TASK TO CARRY OUT:
Return the lines below exactly, starting with the line that contains "Read all visible content and emit it as JSON." and stopping after the last line.

Stored items:

· · · · ·

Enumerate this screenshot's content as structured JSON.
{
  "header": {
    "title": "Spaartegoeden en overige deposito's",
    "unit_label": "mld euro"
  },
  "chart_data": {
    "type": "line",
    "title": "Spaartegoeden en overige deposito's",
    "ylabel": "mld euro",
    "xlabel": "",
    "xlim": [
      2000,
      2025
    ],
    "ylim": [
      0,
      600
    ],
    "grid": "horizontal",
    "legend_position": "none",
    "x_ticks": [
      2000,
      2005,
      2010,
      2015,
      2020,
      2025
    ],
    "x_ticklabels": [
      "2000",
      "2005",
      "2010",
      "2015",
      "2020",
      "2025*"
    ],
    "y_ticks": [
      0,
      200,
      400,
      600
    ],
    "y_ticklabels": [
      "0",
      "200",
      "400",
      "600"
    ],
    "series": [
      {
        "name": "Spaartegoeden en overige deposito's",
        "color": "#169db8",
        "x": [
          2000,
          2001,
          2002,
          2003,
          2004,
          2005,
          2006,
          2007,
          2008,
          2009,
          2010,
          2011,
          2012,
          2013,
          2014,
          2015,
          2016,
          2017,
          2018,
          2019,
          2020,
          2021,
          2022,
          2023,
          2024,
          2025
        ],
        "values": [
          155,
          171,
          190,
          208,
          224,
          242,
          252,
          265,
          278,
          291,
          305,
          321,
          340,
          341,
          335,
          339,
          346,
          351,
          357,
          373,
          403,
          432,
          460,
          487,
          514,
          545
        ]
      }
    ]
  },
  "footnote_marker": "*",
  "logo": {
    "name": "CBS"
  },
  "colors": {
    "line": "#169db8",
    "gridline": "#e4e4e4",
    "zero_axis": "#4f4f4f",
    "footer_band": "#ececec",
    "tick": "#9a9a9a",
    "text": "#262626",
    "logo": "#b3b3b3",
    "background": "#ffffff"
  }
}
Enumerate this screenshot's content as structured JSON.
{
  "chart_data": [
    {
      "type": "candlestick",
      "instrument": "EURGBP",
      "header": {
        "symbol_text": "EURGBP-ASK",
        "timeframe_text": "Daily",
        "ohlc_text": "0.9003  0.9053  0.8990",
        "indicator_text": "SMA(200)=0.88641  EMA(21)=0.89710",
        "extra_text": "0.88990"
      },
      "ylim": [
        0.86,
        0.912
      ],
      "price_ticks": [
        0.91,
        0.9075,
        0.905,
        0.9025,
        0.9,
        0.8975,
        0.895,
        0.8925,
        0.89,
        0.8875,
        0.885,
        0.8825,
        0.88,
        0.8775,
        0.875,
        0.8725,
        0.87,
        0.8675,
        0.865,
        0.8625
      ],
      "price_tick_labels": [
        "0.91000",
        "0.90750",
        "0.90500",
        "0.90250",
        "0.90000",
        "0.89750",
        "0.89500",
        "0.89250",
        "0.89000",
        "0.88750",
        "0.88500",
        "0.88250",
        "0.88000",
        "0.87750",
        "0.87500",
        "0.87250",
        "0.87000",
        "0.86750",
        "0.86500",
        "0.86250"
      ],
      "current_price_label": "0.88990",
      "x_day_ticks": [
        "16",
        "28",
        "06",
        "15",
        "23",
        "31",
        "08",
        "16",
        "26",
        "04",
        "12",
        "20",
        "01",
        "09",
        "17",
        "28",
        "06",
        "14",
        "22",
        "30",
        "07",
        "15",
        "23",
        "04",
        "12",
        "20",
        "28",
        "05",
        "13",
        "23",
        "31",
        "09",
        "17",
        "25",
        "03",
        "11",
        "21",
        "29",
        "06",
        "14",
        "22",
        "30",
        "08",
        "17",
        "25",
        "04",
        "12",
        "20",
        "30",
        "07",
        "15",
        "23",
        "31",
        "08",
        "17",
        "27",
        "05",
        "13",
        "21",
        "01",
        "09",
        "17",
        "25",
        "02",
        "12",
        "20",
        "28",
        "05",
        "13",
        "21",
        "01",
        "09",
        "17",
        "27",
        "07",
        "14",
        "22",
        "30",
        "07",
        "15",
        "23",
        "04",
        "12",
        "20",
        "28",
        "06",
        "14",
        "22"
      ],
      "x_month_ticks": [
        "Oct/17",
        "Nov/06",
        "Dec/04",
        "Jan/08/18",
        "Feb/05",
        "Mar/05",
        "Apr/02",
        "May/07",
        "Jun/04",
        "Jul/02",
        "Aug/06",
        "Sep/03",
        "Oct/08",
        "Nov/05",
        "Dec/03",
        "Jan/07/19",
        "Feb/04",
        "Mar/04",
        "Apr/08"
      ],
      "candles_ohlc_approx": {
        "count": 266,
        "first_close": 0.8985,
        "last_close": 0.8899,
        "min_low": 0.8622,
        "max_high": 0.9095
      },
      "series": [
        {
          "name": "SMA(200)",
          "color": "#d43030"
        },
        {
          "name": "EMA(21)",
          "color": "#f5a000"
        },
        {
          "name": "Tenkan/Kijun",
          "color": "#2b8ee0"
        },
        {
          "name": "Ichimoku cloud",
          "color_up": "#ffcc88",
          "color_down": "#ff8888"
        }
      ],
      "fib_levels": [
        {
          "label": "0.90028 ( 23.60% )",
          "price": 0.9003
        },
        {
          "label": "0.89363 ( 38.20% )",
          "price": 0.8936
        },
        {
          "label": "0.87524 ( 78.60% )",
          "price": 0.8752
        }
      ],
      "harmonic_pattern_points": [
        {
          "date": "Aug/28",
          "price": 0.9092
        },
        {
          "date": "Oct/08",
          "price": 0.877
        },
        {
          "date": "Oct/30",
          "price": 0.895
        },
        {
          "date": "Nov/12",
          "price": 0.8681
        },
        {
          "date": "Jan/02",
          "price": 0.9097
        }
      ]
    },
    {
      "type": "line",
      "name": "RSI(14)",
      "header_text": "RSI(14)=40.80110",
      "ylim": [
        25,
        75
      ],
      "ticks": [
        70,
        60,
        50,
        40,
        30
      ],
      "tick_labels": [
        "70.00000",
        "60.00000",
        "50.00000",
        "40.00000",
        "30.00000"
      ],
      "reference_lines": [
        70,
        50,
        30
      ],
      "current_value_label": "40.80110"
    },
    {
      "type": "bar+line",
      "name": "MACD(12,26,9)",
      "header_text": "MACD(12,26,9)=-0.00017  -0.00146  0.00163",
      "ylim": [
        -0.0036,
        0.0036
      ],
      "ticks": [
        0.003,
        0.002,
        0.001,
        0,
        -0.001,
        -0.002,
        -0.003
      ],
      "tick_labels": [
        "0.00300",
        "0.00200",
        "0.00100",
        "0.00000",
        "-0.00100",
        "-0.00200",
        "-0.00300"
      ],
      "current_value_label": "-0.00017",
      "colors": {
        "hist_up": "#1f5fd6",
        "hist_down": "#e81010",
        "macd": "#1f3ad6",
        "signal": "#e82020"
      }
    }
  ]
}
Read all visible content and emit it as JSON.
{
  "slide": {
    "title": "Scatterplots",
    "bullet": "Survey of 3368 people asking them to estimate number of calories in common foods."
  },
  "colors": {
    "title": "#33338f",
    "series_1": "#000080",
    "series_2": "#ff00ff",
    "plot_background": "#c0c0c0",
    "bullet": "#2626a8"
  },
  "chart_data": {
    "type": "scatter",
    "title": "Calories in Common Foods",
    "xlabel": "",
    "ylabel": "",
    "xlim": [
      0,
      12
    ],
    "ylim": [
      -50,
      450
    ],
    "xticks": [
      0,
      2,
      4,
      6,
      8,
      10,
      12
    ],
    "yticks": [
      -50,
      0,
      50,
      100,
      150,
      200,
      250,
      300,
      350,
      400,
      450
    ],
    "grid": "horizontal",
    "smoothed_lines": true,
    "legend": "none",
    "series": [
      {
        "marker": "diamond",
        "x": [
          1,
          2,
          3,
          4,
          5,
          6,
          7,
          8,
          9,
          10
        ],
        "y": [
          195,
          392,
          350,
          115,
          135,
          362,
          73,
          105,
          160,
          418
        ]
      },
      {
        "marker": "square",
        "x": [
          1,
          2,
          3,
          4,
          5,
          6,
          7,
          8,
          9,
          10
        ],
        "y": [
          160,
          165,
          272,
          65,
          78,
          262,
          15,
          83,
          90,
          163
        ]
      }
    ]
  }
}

· · · · ·

WRITTEN SOLUTION:
Read all visible content and emit it as JSON.
{
  "slide": {
    "title": "Scatterplots",
    "bullet": "Survey of 3368 people asking them to estimate number of calories in common foods."
  },
  "colors": {
    "title": "#33338f",
    "series_1": "#000080",
    "series_2": "#ff00ff",
    "plot_background": "#c0c0c0",
    "bullet": "#2626a8"
  },
  "chart_data": {
    "type": "scatter",
    "title": "Calories in Common Foods",
    "xlabel": "",
    "ylabel": "",
    "xlim": [
      0,
      12
    ],
    "ylim": [
      -50,
      450
    ],
    "xticks": [
      0,
      2,
      4,
      6,
      8,
      10,
      12
    ],
    "yticks": [
      -50,
      0,
      50,
      100,
      150,
      200,
      250,
      300,
      350,
      400,
      450
    ],
    "grid": "horizontal",
    "smoothed_lines": true,
    "legend": "none",
    "series": [
      {
        "marker": "diamond",
        "x": [
          1,
          2,
          3,
          4,
          5,
          6,
          7,
          8,
          9,
          10
        ],
        "y": [
          195,
          392,
          350,
          115,
          135,
          362,
          73,
          105,
          160,
          418
        ]
      },
      {
        "marker": "square",
        "x": [
          1,
          2,
          3,
          4,
          5,
          6,
          7,
          8,
          9,
          10
        ],
        "y": [
          160,
          165,
          272,
          65,
          78,
          262,
          15,
          83,
          90,
          163
        ]
      }
    ]
  }
}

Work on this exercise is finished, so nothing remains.